* _Data_:
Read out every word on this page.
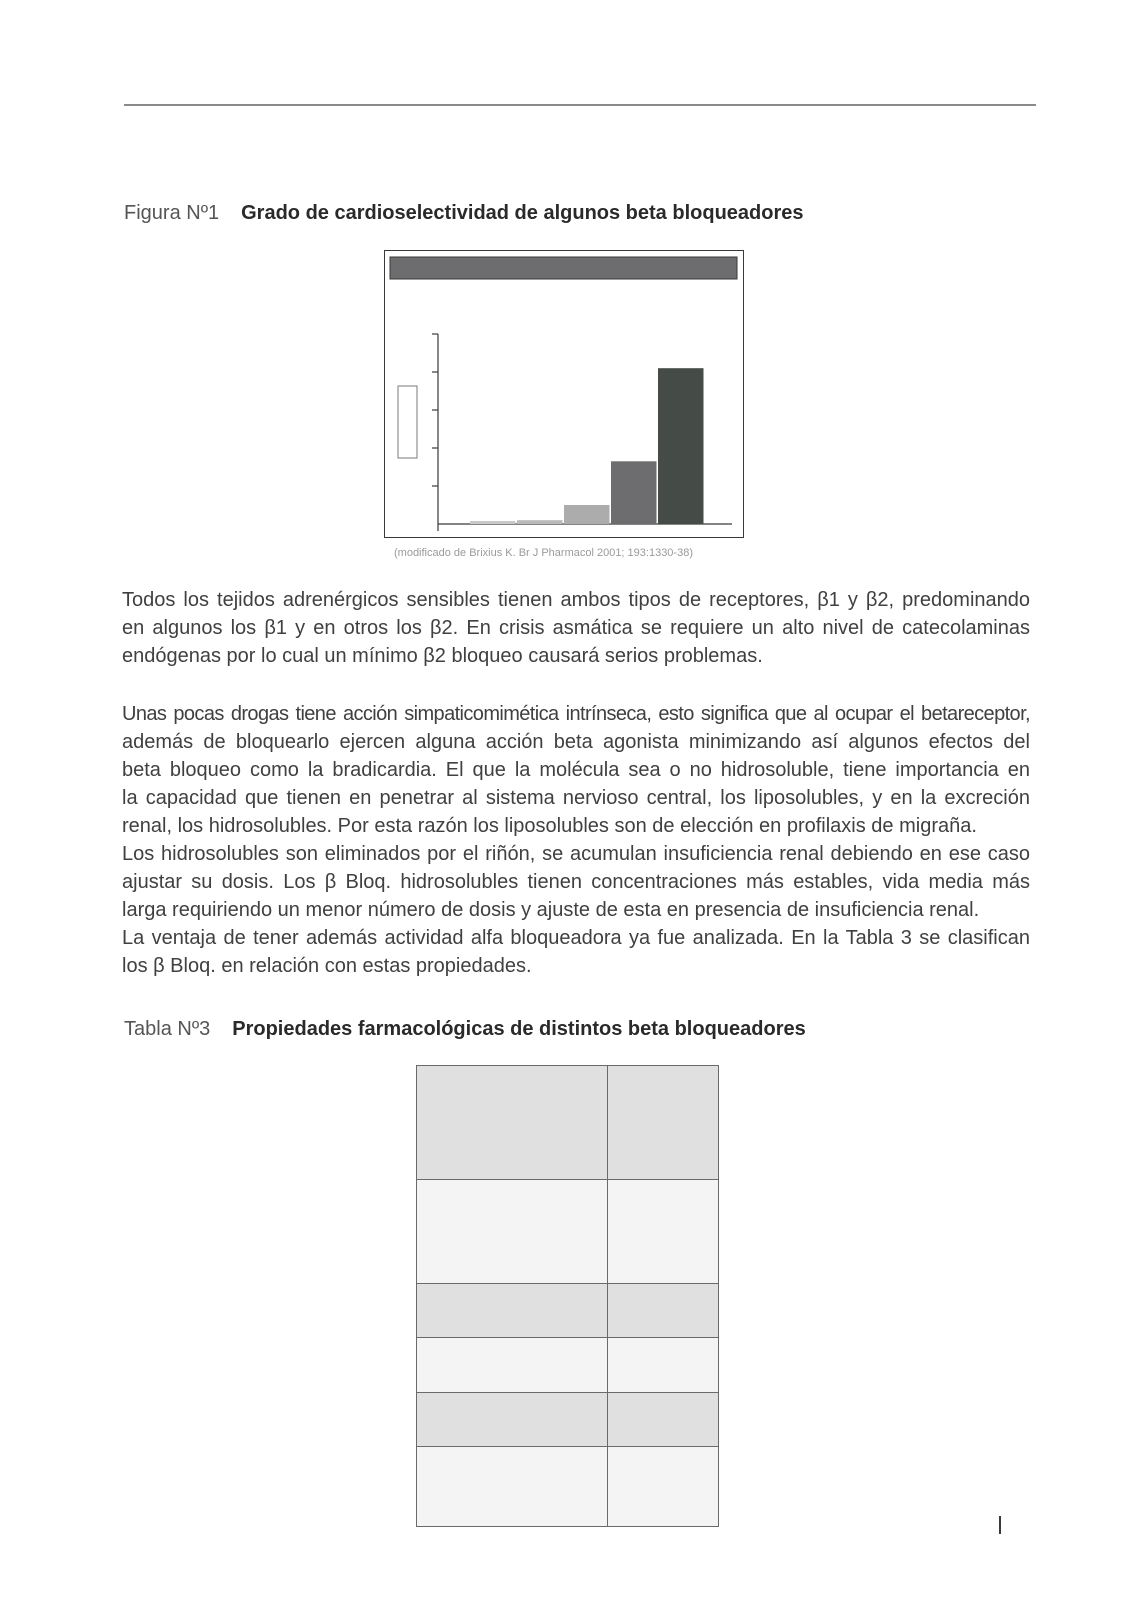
Figura Nº1 Grado de cardioselectividad de algunos beta bloqueadores
(modificado de Brixius K. Br J Pharmacol 2001; 193:1330-38)

Todos los tejidos adrenérgicos sensibles tienen ambos tipos de receptores, β1 y β2, predominando
en algunos los β1 y en otros los β2. En crisis asmática se requiere un alto nivel de catecolaminas
endógenas por lo cual un mínimo β2 bloqueo causará serios problemas.

Unas pocas drogas tiene acción simpaticomimética intrínseca, esto significa que al ocupar el betareceptor,
además de bloquearlo ejercen alguna acción beta agonista minimizando así algunos efectos del
beta bloqueo como la bradicardia. El que la molécula sea o no hidrosoluble, tiene importancia en
la capacidad que tienen en penetrar al sistema nervioso central, los liposolubles, y en la excreción
renal, los hidrosolubles. Por esta razón los liposolubles son de elección en profilaxis de migraña.
Los hidrosolubles son eliminados por el riñón, se acumulan insuficiencia renal debiendo en ese caso
ajustar su dosis. Los β Bloq. hidrosolubles tienen concentraciones más estables, vida media más
larga requiriendo un menor número de dosis y ajuste de esta en presencia de insuficiencia renal.
La ventaja de tener además actividad alfa bloqueadora ya fue analizada. En la Tabla 3 se clasifican
los β Bloq. en relación con estas propiedades.

Tabla Nº3 Propiedades farmacológicas de distintos beta bloqueadores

* _What you have to do_: Copy the records exactly as they appear, excluding images.

* _Correct output_:
Read out every word on this page.
Figura Nº1 Grado de cardioselectividad de algunos beta bloqueadores
(modificado de Brixius K. Br J Pharmacol 2001; 193:1330-38)

Todos los tejidos adrenérgicos sensibles tienen ambos tipos de receptores, β1 y β2, predominando
en algunos los β1 y en otros los β2. En crisis asmática se requiere un alto nivel de catecolaminas
endógenas por lo cual un mínimo β2 bloqueo causará serios problemas.

Unas pocas drogas tiene acción simpaticomimética intrínseca, esto significa que al ocupar el betareceptor,
además de bloquearlo ejercen alguna acción beta agonista minimizando así algunos efectos del
beta bloqueo como la bradicardia. El que la molécula sea o no hidrosoluble, tiene importancia en
la capacidad que tienen en penetrar al sistema nervioso central, los liposolubles, y en la excreción
renal, los hidrosolubles. Por esta razón los liposolubles son de elección en profilaxis de migraña.
Los hidrosolubles son eliminados por el riñón, se acumulan insuficiencia renal debiendo en ese caso
ajustar su dosis. Los β Bloq. hidrosolubles tienen concentraciones más estables, vida media más
larga requiriendo un menor número de dosis y ajuste de esta en presencia de insuficiencia renal.
La ventaja de tener además actividad alfa bloqueadora ya fue analizada. En la Tabla 3 se clasifican
los β Bloq. en relación con estas propiedades.

Tabla Nº3 Propiedades farmacológicas de distintos beta bloqueadores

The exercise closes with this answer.